PROVIDED ENTRIES:
•••••
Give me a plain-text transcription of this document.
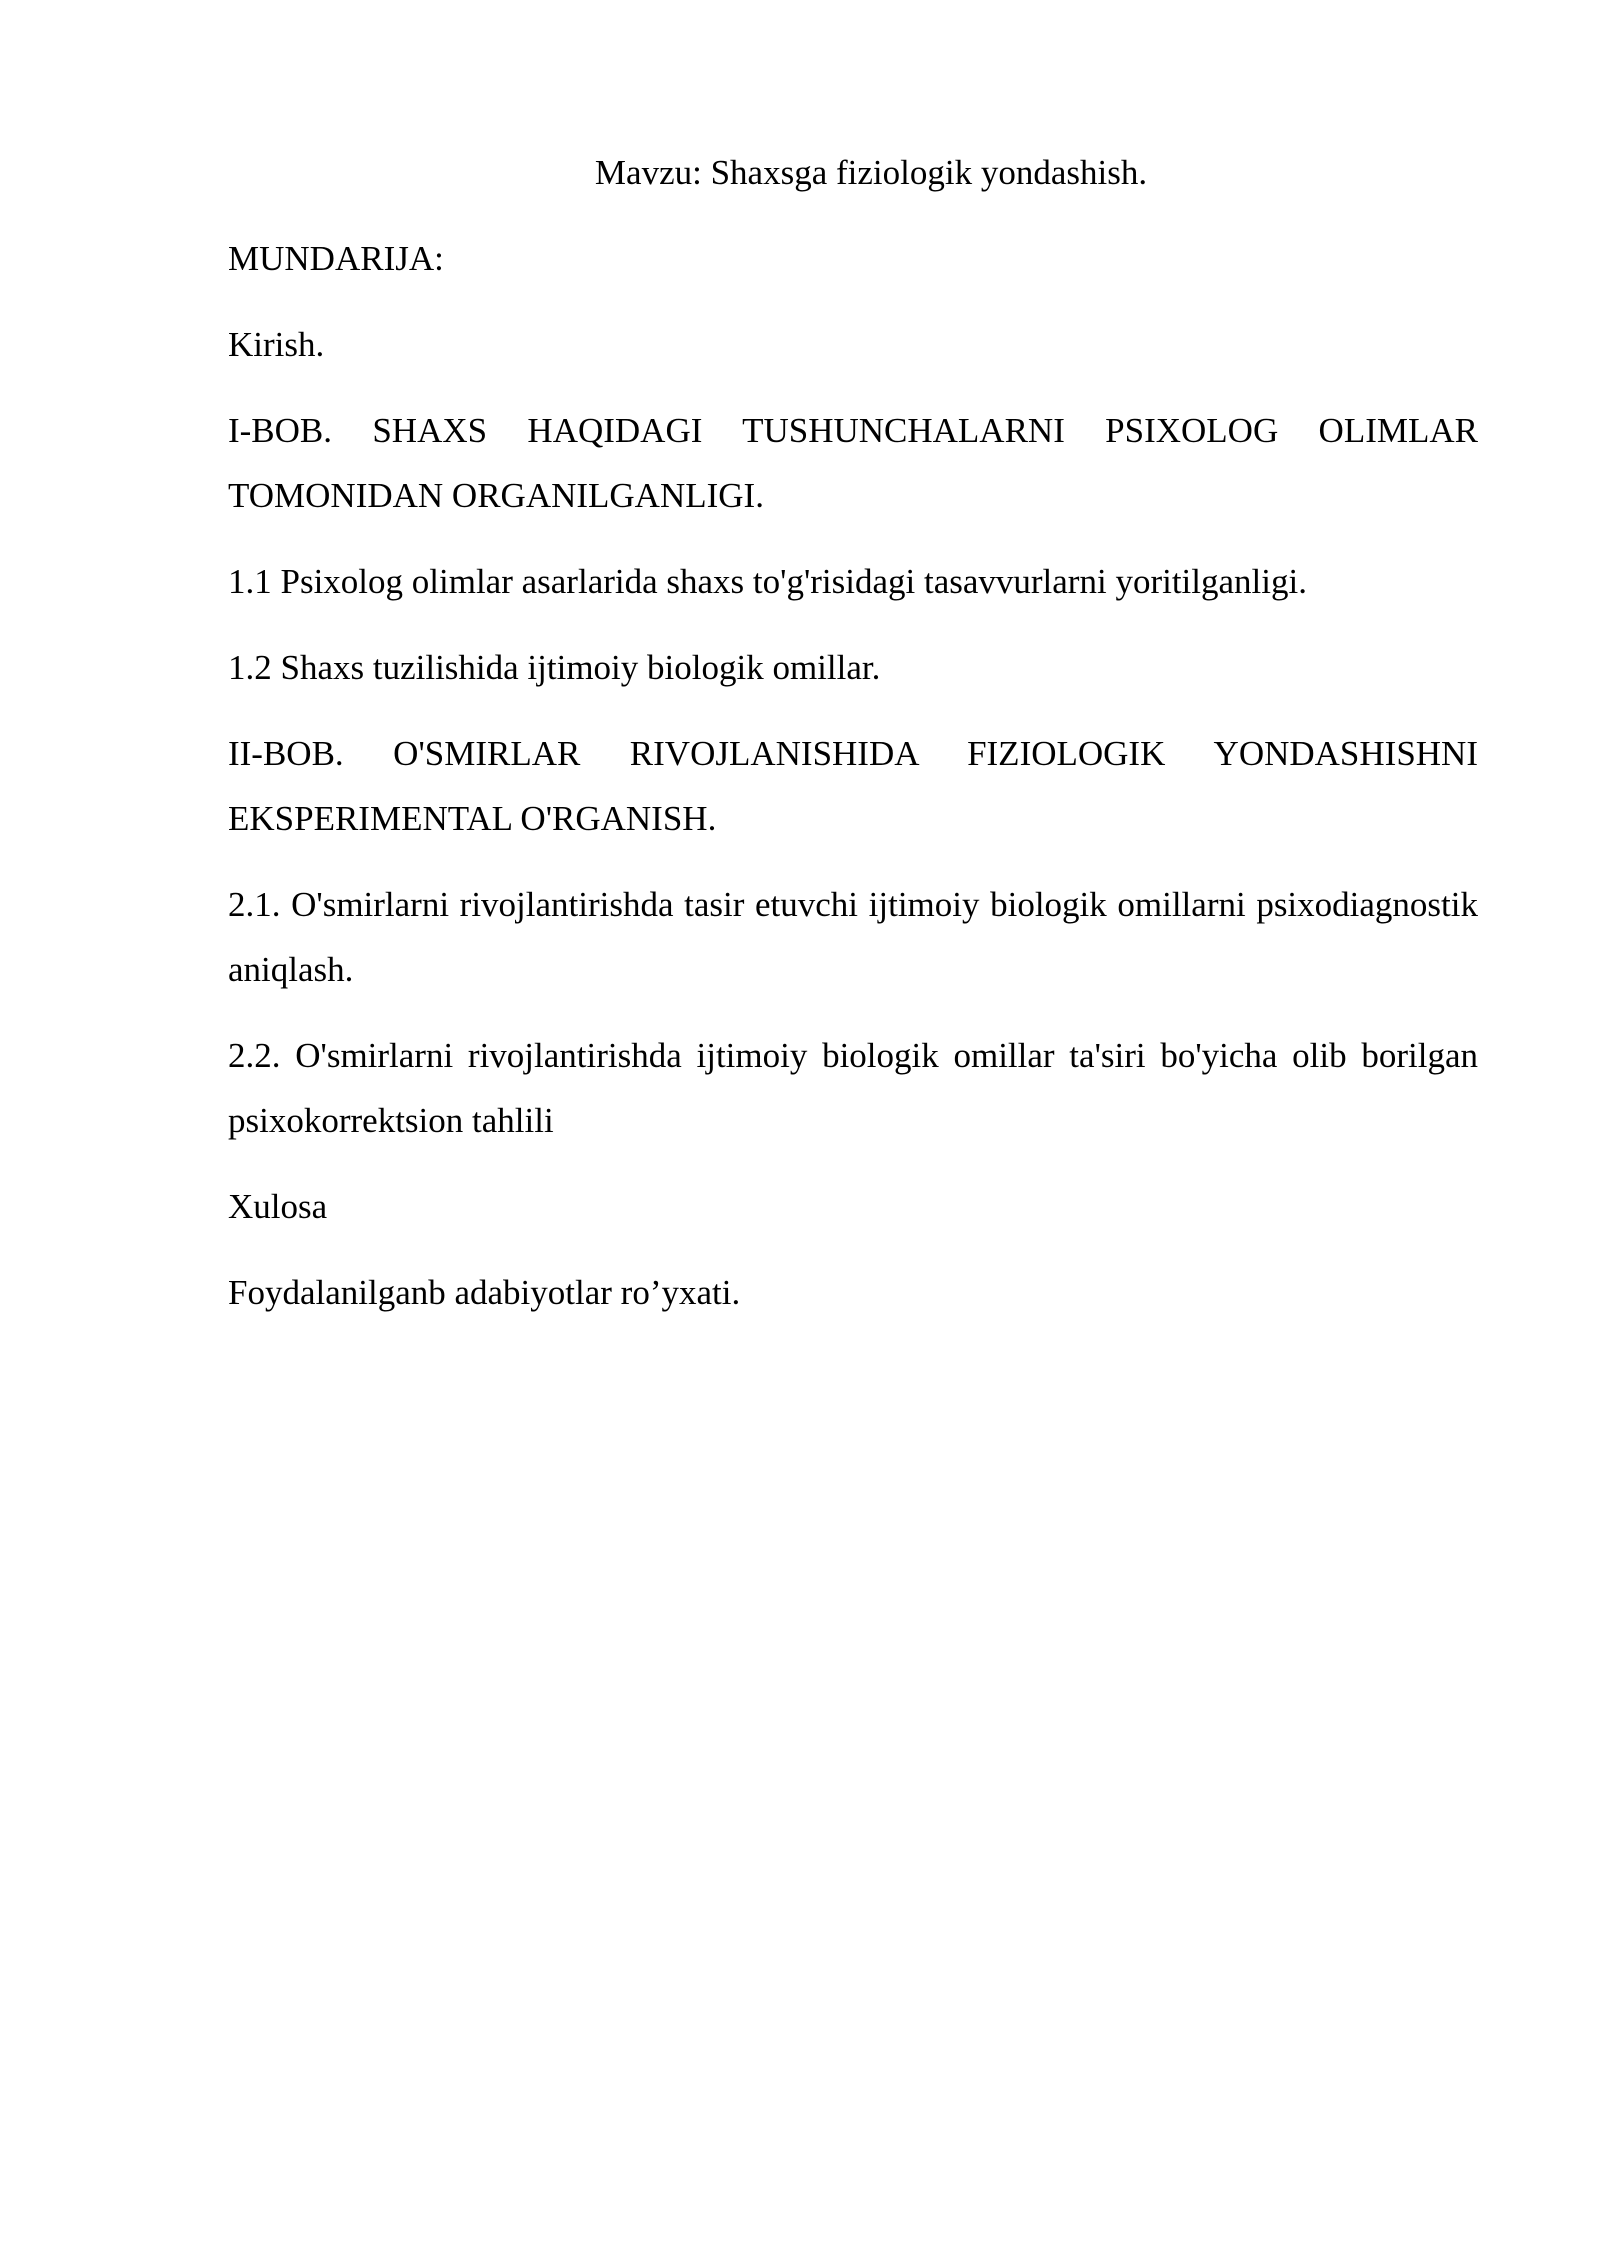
Mavzu: Shaxsga fiziologik yondashish.

MUNDARIJA:

Kirish.

I-BOB. SHAXS HAQIDAGI TUSHUNCHALARNI PSIXOLOG OLIMLAR TOMONIDAN ORGANILGANLIGI.

1.1 Psixolog olimlar asarlarida shaxs to'g'risidagi tasavvurlarni yoritilganligi.

1.2 Shaxs tuzilishida ijtimoiy biologik omillar.

II-BOB. O'SMIRLAR RIVOJLANISHIDA FIZIOLOGIK YONDASHISHNI EKSPERIMENTAL O'RGANISH.

2.1. O'smirlarni rivojlantirishda tasir etuvchi ijtimoiy biologik omillarni psixodiagnostik aniqlash.

2.2. O'smirlarni rivojlantirishda ijtimoiy biologik omillar ta'siri bo'yicha olib borilgan psixokorrektsion tahlili

Xulosa

Foydalanilganb adabiyotlar ro’yxati.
•••••
WHAT TO WORK ON:
Make an exact copy of the records above, with the pictures left out.

RESPONSE:
Give me a plain-text transcription of this document.
Mavzu: Shaxsga fiziologik yondashish.

MUNDARIJA:

Kirish.

I-BOB. SHAXS HAQIDAGI TUSHUNCHALARNI PSIXOLOG OLIMLAR TOMONIDAN ORGANILGANLIGI.

1.1 Psixolog olimlar asarlarida shaxs to'g'risidagi tasavvurlarni yoritilganligi.

1.2 Shaxs tuzilishida ijtimoiy biologik omillar.

II-BOB. O'SMIRLAR RIVOJLANISHIDA FIZIOLOGIK YONDASHISHNI EKSPERIMENTAL O'RGANISH.

2.1. O'smirlarni rivojlantirishda tasir etuvchi ijtimoiy biologik omillarni psixodiagnostik aniqlash.

2.2. O'smirlarni rivojlantirishda ijtimoiy biologik omillar ta'siri bo'yicha olib borilgan psixokorrektsion tahlili

Xulosa

Foydalanilganb adabiyotlar ro’yxati.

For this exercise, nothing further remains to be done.